-- START OF DATA LISTING --
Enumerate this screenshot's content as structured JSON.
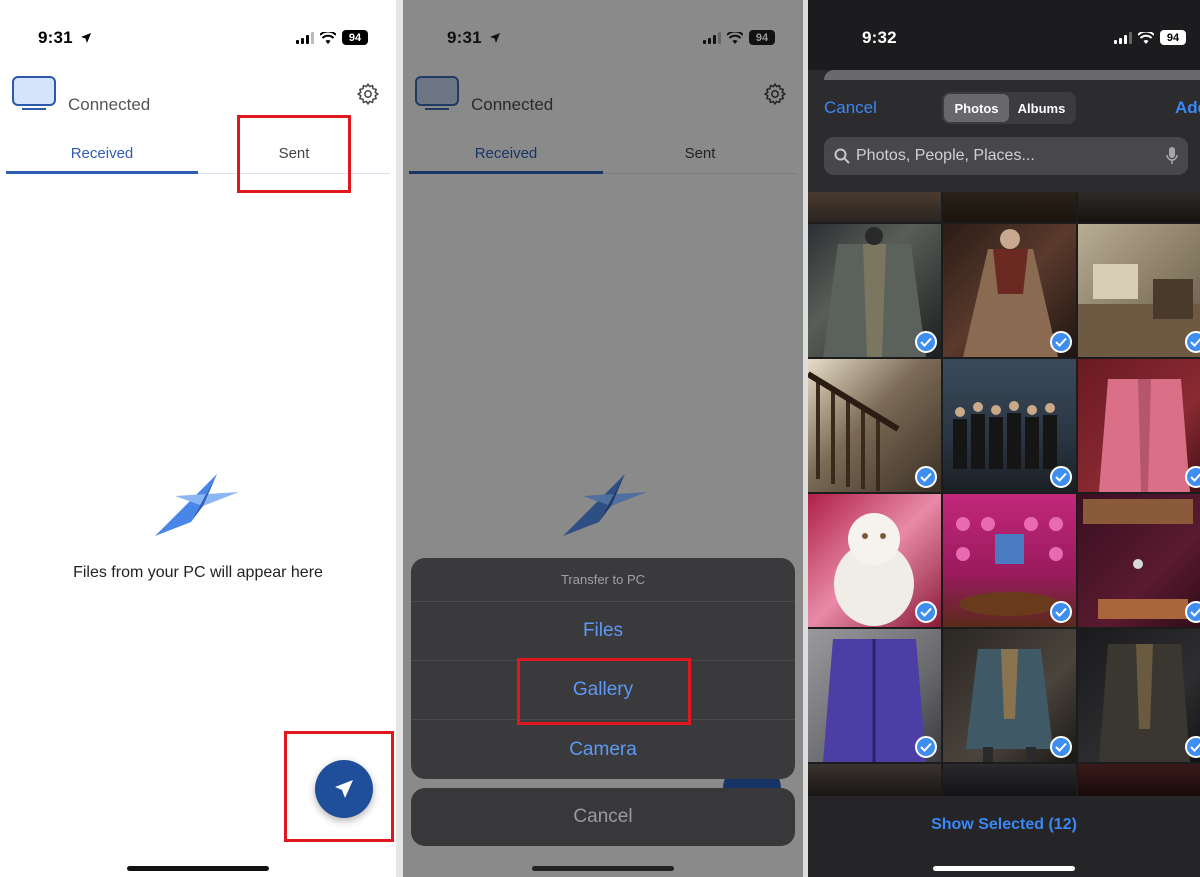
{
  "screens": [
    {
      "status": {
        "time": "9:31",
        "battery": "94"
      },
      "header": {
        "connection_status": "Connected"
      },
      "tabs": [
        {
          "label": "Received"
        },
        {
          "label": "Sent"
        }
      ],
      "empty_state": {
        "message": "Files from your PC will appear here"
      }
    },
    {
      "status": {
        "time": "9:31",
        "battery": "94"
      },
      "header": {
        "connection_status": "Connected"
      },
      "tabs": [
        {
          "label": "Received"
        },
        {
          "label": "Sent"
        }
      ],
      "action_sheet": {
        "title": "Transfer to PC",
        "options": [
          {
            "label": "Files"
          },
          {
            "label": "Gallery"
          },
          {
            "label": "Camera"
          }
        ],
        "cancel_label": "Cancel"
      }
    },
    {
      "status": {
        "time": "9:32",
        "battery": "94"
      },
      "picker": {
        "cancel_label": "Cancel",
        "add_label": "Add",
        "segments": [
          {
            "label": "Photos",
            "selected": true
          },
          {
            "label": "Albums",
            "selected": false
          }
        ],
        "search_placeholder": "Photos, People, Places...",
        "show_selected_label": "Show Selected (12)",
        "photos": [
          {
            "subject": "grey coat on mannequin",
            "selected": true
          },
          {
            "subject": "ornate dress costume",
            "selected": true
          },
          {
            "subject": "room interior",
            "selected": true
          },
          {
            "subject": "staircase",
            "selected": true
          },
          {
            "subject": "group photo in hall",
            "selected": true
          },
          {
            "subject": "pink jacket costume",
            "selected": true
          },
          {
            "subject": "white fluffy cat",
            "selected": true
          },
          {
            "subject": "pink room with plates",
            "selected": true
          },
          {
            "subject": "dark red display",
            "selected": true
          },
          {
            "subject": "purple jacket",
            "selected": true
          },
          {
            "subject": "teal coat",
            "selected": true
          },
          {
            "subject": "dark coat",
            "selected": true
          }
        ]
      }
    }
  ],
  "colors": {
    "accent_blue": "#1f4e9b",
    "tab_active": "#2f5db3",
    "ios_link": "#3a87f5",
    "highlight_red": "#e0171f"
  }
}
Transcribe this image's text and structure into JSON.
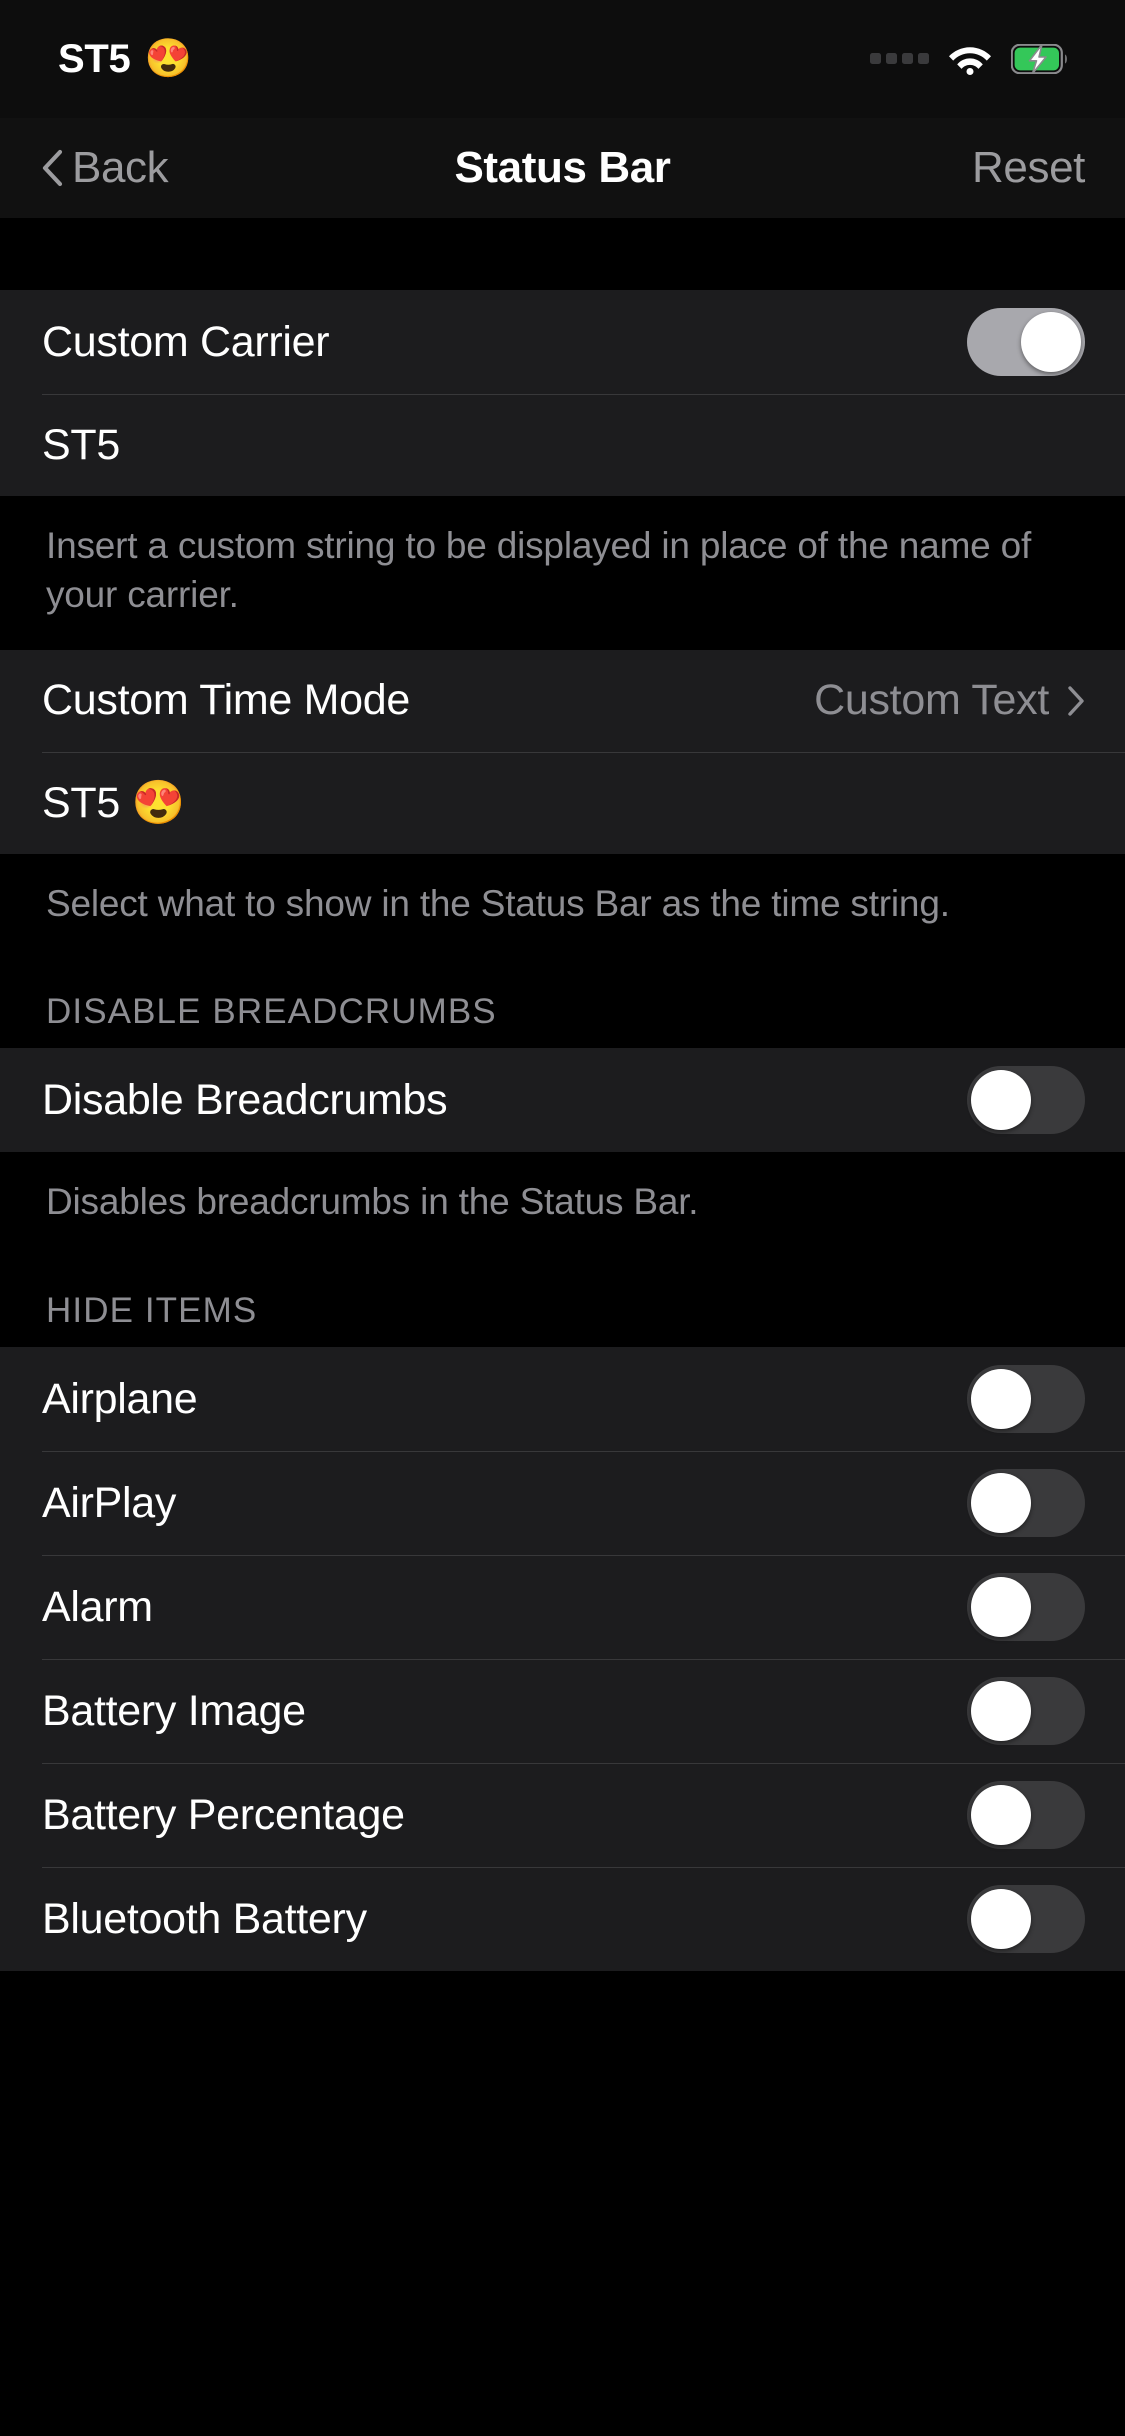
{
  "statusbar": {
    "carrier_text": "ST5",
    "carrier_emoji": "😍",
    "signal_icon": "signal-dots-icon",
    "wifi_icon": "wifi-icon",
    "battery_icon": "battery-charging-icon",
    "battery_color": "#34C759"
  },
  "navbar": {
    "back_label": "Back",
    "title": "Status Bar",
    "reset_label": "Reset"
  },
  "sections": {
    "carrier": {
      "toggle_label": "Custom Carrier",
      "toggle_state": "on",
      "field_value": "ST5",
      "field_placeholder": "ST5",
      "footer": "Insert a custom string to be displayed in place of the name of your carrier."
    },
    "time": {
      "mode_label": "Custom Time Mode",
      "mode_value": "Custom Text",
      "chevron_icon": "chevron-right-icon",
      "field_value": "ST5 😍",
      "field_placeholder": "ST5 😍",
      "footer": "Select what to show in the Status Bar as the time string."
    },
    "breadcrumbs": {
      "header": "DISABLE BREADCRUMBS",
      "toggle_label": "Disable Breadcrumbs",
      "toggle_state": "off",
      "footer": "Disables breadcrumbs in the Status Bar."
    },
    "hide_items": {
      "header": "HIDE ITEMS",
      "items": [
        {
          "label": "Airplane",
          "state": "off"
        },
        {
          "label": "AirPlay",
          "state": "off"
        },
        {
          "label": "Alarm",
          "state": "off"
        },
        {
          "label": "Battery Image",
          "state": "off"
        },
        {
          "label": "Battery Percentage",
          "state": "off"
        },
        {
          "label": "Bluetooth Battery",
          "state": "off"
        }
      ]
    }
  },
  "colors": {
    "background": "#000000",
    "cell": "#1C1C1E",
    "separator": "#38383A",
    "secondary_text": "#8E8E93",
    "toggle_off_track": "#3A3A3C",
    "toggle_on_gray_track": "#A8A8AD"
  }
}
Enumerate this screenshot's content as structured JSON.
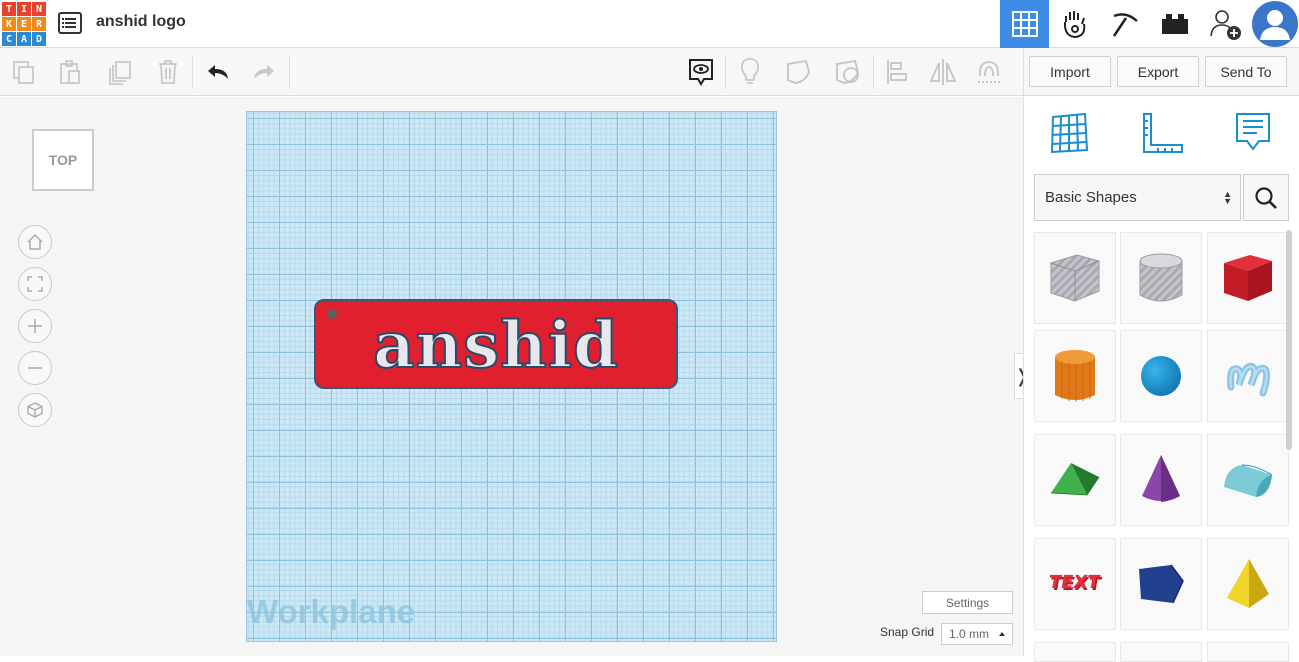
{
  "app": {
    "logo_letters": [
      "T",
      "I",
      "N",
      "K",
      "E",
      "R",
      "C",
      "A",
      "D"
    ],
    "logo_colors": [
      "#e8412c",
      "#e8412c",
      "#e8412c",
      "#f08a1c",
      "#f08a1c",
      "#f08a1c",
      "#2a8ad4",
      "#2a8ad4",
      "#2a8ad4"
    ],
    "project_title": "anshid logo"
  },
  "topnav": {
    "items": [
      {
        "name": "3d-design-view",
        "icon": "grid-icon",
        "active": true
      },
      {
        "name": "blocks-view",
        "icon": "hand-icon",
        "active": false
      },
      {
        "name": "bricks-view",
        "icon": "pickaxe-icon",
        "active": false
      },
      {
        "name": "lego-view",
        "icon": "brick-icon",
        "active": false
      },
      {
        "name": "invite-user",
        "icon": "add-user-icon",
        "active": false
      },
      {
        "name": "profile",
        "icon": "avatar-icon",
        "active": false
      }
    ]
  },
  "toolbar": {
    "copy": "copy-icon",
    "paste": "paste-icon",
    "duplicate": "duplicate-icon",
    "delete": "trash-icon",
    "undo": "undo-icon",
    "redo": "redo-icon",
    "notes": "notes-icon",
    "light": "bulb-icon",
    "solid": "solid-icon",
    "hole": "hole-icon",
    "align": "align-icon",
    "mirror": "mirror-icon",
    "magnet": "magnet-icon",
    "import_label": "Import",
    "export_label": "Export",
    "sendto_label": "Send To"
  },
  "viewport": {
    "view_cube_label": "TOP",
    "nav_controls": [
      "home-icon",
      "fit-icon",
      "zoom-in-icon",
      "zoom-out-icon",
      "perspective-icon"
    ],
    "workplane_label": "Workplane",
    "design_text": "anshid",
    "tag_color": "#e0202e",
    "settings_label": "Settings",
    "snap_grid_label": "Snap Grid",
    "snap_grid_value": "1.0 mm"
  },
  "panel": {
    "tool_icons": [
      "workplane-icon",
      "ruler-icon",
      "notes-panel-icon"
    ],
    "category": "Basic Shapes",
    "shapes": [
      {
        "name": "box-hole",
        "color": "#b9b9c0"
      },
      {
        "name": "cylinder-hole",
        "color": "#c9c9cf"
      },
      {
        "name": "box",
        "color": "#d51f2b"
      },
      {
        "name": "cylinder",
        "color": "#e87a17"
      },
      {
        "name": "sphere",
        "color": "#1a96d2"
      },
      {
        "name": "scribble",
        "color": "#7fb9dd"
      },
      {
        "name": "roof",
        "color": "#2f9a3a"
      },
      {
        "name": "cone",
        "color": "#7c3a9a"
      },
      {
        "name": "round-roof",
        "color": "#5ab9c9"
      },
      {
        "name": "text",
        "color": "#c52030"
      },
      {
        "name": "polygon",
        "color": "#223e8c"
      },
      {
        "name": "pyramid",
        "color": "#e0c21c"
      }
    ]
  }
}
-- END OF DATA LISTING --
- [WHAT TO WORK ON]
Each record above should come back exactly the same, only without its pictures.

- [OUTPUT BELOW]
Enumerate this screenshot's content as structured JSON.
{
  "screens": [
    {
      "status": {
        "time": "9:31",
        "battery": "94"
      },
      "header": {
        "connection_status": "Connected"
      },
      "tabs": [
        {
          "label": "Received"
        },
        {
          "label": "Sent"
        }
      ],
      "empty_state": {
        "message": "Files from your PC will appear here"
      }
    },
    {
      "status": {
        "time": "9:31",
        "battery": "94"
      },
      "header": {
        "connection_status": "Connected"
      },
      "tabs": [
        {
          "label": "Received"
        },
        {
          "label": "Sent"
        }
      ],
      "action_sheet": {
        "title": "Transfer to PC",
        "options": [
          {
            "label": "Files"
          },
          {
            "label": "Gallery"
          },
          {
            "label": "Camera"
          }
        ],
        "cancel_label": "Cancel"
      }
    },
    {
      "status": {
        "time": "9:32",
        "battery": "94"
      },
      "picker": {
        "cancel_label": "Cancel",
        "add_label": "Add",
        "segments": [
          {
            "label": "Photos",
            "selected": true
          },
          {
            "label": "Albums",
            "selected": false
          }
        ],
        "search_placeholder": "Photos, People, Places...",
        "show_selected_label": "Show Selected (12)",
        "photos": [
          {
            "subject": "grey coat on mannequin",
            "selected": true
          },
          {
            "subject": "ornate dress costume",
            "selected": true
          },
          {
            "subject": "room interior",
            "selected": true
          },
          {
            "subject": "staircase",
            "selected": true
          },
          {
            "subject": "group photo in hall",
            "selected": true
          },
          {
            "subject": "pink jacket costume",
            "selected": true
          },
          {
            "subject": "white fluffy cat",
            "selected": true
          },
          {
            "subject": "pink room with plates",
            "selected": true
          },
          {
            "subject": "dark red display",
            "selected": true
          },
          {
            "subject": "purple jacket",
            "selected": true
          },
          {
            "subject": "teal coat",
            "selected": true
          },
          {
            "subject": "dark coat",
            "selected": true
          }
        ]
      }
    }
  ],
  "colors": {
    "accent_blue": "#1f4e9b",
    "tab_active": "#2f5db3",
    "ios_link": "#3a87f5",
    "highlight_red": "#e0171f"
  }
}
Transcribe this image's text and structure into JSON.
{
  "statusbar": {
    "carrier_text": "ST5",
    "carrier_emoji": "😍",
    "signal_icon": "signal-dots-icon",
    "wifi_icon": "wifi-icon",
    "battery_icon": "battery-charging-icon",
    "battery_color": "#34C759"
  },
  "navbar": {
    "back_label": "Back",
    "title": "Status Bar",
    "reset_label": "Reset"
  },
  "sections": {
    "carrier": {
      "toggle_label": "Custom Carrier",
      "toggle_state": "on",
      "field_value": "ST5",
      "field_placeholder": "ST5",
      "footer": "Insert a custom string to be displayed in place of the name of your carrier."
    },
    "time": {
      "mode_label": "Custom Time Mode",
      "mode_value": "Custom Text",
      "chevron_icon": "chevron-right-icon",
      "field_value": "ST5 😍",
      "field_placeholder": "ST5 😍",
      "footer": "Select what to show in the Status Bar as the time string."
    },
    "breadcrumbs": {
      "header": "DISABLE BREADCRUMBS",
      "toggle_label": "Disable Breadcrumbs",
      "toggle_state": "off",
      "footer": "Disables breadcrumbs in the Status Bar."
    },
    "hide_items": {
      "header": "HIDE ITEMS",
      "items": [
        {
          "label": "Airplane",
          "state": "off"
        },
        {
          "label": "AirPlay",
          "state": "off"
        },
        {
          "label": "Alarm",
          "state": "off"
        },
        {
          "label": "Battery Image",
          "state": "off"
        },
        {
          "label": "Battery Percentage",
          "state": "off"
        },
        {
          "label": "Bluetooth Battery",
          "state": "off"
        }
      ]
    }
  },
  "colors": {
    "background": "#000000",
    "cell": "#1C1C1E",
    "separator": "#38383A",
    "secondary_text": "#8E8E93",
    "toggle_off_track": "#3A3A3C",
    "toggle_on_gray_track": "#A8A8AD"
  }
}
Enumerate this screenshot's content as structured JSON.
{
  "app": {
    "logo_letters": [
      "T",
      "I",
      "N",
      "K",
      "E",
      "R",
      "C",
      "A",
      "D"
    ],
    "logo_colors": [
      "#e8412c",
      "#e8412c",
      "#e8412c",
      "#f08a1c",
      "#f08a1c",
      "#f08a1c",
      "#2a8ad4",
      "#2a8ad4",
      "#2a8ad4"
    ],
    "project_title": "anshid logo"
  },
  "topnav": {
    "items": [
      {
        "name": "3d-design-view",
        "icon": "grid-icon",
        "active": true
      },
      {
        "name": "blocks-view",
        "icon": "hand-icon",
        "active": false
      },
      {
        "name": "bricks-view",
        "icon": "pickaxe-icon",
        "active": false
      },
      {
        "name": "lego-view",
        "icon": "brick-icon",
        "active": false
      },
      {
        "name": "invite-user",
        "icon": "add-user-icon",
        "active": false
      },
      {
        "name": "profile",
        "icon": "avatar-icon",
        "active": false
      }
    ]
  },
  "toolbar": {
    "copy": "copy-icon",
    "paste": "paste-icon",
    "duplicate": "duplicate-icon",
    "delete": "trash-icon",
    "undo": "undo-icon",
    "redo": "redo-icon",
    "notes": "notes-icon",
    "light": "bulb-icon",
    "solid": "solid-icon",
    "hole": "hole-icon",
    "align": "align-icon",
    "mirror": "mirror-icon",
    "magnet": "magnet-icon",
    "import_label": "Import",
    "export_label": "Export",
    "sendto_label": "Send To"
  },
  "viewport": {
    "view_cube_label": "TOP",
    "nav_controls": [
      "home-icon",
      "fit-icon",
      "zoom-in-icon",
      "zoom-out-icon",
      "perspective-icon"
    ],
    "workplane_label": "Workplane",
    "design_text": "anshid",
    "tag_color": "#e0202e",
    "settings_label": "Settings",
    "snap_grid_label": "Snap Grid",
    "snap_grid_value": "1.0 mm"
  },
  "panel": {
    "tool_icons": [
      "workplane-icon",
      "ruler-icon",
      "notes-panel-icon"
    ],
    "category": "Basic Shapes",
    "shapes": [
      {
        "name": "box-hole",
        "color": "#b9b9c0"
      },
      {
        "name": "cylinder-hole",
        "color": "#c9c9cf"
      },
      {
        "name": "box",
        "color": "#d51f2b"
      },
      {
        "name": "cylinder",
        "color": "#e87a17"
      },
      {
        "name": "sphere",
        "color": "#1a96d2"
      },
      {
        "name": "scribble",
        "color": "#7fb9dd"
      },
      {
        "name": "roof",
        "color": "#2f9a3a"
      },
      {
        "name": "cone",
        "color": "#7c3a9a"
      },
      {
        "name": "round-roof",
        "color": "#5ab9c9"
      },
      {
        "name": "text",
        "color": "#c52030"
      },
      {
        "name": "polygon",
        "color": "#223e8c"
      },
      {
        "name": "pyramid",
        "color": "#e0c21c"
      }
    ]
  }
}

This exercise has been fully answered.